## Exercise aim
Retype the records below from the start through the line containing "26, 36, 42]", including that line.
>> start Dataset excerpts
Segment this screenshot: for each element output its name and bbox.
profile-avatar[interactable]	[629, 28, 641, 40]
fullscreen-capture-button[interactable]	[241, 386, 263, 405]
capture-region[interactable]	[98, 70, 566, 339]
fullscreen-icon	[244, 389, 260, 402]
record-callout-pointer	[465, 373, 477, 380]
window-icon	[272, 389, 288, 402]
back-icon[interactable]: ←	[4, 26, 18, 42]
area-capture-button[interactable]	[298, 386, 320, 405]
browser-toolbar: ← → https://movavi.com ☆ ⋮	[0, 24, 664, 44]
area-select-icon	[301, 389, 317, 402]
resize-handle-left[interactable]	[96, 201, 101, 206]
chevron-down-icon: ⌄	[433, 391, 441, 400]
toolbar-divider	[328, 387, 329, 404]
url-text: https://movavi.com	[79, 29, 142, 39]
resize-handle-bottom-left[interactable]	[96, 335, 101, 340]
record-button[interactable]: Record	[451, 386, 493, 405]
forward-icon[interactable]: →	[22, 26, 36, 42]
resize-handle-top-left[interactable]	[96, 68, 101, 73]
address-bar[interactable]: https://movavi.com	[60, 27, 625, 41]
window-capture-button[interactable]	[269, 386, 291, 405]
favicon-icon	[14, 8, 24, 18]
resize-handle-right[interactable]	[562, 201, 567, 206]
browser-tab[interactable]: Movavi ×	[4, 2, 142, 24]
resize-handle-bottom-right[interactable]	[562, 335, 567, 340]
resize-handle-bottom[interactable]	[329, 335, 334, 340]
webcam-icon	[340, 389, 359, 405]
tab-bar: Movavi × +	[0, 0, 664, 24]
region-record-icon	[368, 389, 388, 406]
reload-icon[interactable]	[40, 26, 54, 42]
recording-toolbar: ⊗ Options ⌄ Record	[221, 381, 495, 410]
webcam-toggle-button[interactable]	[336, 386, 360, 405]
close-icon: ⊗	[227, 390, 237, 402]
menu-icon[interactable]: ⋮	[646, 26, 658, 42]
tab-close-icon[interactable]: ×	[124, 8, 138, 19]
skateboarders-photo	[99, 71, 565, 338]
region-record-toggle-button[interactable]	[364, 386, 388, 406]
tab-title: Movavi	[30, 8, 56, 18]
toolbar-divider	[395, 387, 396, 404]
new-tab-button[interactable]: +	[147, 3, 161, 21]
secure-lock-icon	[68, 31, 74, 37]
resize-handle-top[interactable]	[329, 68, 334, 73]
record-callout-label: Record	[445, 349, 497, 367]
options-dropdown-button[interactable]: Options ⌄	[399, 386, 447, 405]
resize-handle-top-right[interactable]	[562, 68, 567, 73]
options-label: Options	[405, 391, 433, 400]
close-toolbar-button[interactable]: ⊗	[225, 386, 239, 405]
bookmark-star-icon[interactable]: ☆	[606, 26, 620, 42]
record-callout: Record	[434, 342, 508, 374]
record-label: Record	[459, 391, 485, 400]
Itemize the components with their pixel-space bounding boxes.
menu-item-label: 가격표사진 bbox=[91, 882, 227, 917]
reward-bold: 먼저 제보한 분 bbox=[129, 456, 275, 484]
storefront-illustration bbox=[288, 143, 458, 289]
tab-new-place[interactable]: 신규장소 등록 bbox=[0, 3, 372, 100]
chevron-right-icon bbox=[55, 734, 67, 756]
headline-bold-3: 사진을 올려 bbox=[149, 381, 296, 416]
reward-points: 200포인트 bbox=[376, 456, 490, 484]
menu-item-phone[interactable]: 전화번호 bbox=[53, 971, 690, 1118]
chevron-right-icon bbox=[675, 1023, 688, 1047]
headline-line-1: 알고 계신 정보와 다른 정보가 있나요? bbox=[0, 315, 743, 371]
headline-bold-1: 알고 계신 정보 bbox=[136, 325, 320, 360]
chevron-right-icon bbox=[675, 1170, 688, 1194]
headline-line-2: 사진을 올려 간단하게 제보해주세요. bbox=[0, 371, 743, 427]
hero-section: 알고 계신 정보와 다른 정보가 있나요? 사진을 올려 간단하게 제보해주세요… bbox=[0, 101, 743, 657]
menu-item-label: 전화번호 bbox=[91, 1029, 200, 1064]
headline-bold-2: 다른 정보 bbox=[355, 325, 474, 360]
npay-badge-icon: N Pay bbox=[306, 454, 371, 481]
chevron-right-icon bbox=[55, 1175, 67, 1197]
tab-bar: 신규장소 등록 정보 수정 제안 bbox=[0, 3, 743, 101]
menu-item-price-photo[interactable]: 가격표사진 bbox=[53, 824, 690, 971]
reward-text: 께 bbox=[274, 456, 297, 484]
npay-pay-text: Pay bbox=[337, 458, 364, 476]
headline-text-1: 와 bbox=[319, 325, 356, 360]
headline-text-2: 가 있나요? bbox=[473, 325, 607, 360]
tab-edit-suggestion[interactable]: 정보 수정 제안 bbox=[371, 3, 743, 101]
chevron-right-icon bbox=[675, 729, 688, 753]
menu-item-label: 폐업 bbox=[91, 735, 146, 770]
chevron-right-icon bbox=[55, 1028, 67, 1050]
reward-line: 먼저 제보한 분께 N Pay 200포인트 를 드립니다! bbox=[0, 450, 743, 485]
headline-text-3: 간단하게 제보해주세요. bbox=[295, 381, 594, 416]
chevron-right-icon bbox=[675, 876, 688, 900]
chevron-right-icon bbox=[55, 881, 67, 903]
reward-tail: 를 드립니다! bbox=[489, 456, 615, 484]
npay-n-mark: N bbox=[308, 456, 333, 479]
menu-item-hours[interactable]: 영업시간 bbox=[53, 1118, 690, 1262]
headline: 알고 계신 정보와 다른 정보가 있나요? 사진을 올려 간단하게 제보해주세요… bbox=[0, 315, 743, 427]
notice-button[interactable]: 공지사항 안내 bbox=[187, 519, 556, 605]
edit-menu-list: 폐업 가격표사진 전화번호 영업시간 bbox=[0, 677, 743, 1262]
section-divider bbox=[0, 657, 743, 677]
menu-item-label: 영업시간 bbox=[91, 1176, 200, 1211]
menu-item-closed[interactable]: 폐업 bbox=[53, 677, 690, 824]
>> end Dataset excerpts
## Expected answer
Segment this screenshot: for each element output its name and bbox.
profile-avatar[interactable]	[629, 28, 641, 40]
fullscreen-capture-button[interactable]	[241, 386, 263, 405]
capture-region[interactable]	[98, 70, 566, 339]
fullscreen-icon	[244, 389, 260, 402]
record-callout-pointer	[465, 373, 477, 380]
window-icon	[272, 389, 288, 402]
back-icon[interactable]: ←	[4, 26, 18, 42]
area-capture-button[interactable]	[298, 386, 320, 405]
browser-toolbar: ← → https://movavi.com ☆ ⋮	[0, 24, 664, 44]
area-select-icon	[301, 389, 317, 402]
resize-handle-left[interactable]	[96, 201, 101, 206]
chevron-down-icon: ⌄	[433, 391, 441, 400]
toolbar-divider	[328, 387, 329, 404]
url-text: https://movavi.com	[79, 29, 142, 39]
resize-handle-bottom-left[interactable]	[96, 335, 101, 340]
record-button[interactable]: Record	[451, 386, 493, 405]
forward-icon[interactable]: →	[22, 26, 36, 42]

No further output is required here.